[Saved entries]
%%
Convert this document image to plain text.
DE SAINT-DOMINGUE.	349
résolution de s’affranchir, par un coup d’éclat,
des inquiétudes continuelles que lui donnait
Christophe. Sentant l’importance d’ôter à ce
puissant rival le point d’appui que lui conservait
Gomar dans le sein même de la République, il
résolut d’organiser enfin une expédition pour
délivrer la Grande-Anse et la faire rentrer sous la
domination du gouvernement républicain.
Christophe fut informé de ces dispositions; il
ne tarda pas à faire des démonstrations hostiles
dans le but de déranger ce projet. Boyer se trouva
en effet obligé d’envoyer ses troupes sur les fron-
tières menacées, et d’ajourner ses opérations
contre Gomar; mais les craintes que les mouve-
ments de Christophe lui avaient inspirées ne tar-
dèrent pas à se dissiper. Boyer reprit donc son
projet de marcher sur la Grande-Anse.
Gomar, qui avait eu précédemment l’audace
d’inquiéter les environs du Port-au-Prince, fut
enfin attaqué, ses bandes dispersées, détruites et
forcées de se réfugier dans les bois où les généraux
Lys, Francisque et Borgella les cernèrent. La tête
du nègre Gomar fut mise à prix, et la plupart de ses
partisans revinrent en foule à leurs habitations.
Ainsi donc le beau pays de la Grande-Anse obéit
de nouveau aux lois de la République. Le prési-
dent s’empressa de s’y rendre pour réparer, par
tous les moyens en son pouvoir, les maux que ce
%%
%%
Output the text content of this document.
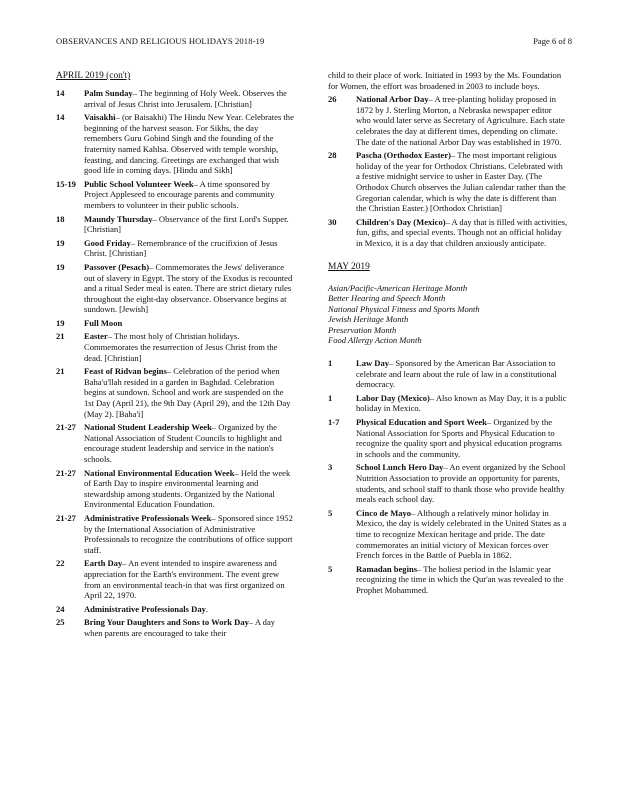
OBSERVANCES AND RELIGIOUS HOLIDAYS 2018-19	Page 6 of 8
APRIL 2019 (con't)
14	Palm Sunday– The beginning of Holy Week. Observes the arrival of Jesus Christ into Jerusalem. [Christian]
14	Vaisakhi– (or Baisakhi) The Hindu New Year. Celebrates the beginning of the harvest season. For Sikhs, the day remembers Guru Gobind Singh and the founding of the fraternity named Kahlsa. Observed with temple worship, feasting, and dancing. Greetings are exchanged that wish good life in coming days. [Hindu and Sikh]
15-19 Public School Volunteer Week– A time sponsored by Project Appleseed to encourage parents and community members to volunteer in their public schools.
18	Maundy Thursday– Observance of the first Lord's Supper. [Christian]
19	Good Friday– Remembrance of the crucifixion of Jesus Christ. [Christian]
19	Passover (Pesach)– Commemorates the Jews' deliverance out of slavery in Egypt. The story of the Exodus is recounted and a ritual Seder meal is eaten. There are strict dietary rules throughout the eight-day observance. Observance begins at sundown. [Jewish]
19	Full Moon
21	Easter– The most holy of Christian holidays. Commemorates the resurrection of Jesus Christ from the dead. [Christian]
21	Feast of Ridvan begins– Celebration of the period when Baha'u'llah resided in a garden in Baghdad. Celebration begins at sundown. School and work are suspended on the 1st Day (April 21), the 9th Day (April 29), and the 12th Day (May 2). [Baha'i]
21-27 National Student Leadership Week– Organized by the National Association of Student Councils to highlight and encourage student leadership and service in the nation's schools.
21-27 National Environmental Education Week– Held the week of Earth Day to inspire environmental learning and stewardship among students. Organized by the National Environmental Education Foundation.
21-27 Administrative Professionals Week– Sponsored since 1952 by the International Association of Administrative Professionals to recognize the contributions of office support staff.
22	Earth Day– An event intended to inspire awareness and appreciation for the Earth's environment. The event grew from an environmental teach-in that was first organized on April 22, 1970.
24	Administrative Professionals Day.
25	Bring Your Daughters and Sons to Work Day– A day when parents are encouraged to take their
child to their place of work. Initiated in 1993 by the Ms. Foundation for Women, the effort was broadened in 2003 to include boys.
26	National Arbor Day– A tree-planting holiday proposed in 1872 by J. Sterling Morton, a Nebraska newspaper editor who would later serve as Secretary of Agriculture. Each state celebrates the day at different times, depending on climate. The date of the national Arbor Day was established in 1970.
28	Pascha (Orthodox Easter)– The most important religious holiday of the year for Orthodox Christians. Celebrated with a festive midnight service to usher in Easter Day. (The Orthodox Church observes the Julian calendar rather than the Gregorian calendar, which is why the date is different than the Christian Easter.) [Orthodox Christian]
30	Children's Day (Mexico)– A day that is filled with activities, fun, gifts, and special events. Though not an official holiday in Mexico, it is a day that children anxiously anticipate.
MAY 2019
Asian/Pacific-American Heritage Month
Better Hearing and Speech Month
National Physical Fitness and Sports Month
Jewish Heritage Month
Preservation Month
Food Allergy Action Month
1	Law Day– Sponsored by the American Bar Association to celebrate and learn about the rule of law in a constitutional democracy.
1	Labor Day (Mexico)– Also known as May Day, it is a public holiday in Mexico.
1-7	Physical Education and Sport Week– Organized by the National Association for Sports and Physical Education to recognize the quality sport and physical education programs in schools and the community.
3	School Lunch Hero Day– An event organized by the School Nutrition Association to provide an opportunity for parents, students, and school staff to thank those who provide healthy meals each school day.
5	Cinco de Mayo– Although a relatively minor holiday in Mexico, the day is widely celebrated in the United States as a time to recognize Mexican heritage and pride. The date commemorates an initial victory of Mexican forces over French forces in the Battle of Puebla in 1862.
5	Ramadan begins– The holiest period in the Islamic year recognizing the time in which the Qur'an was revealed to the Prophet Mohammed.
%%
[Written task]
Copy all the lines above that hold the string "projet".

[Final answer]
dans le but de déranger ce projet. Boyer se trouva
projet de marcher sur la Grande-Anse.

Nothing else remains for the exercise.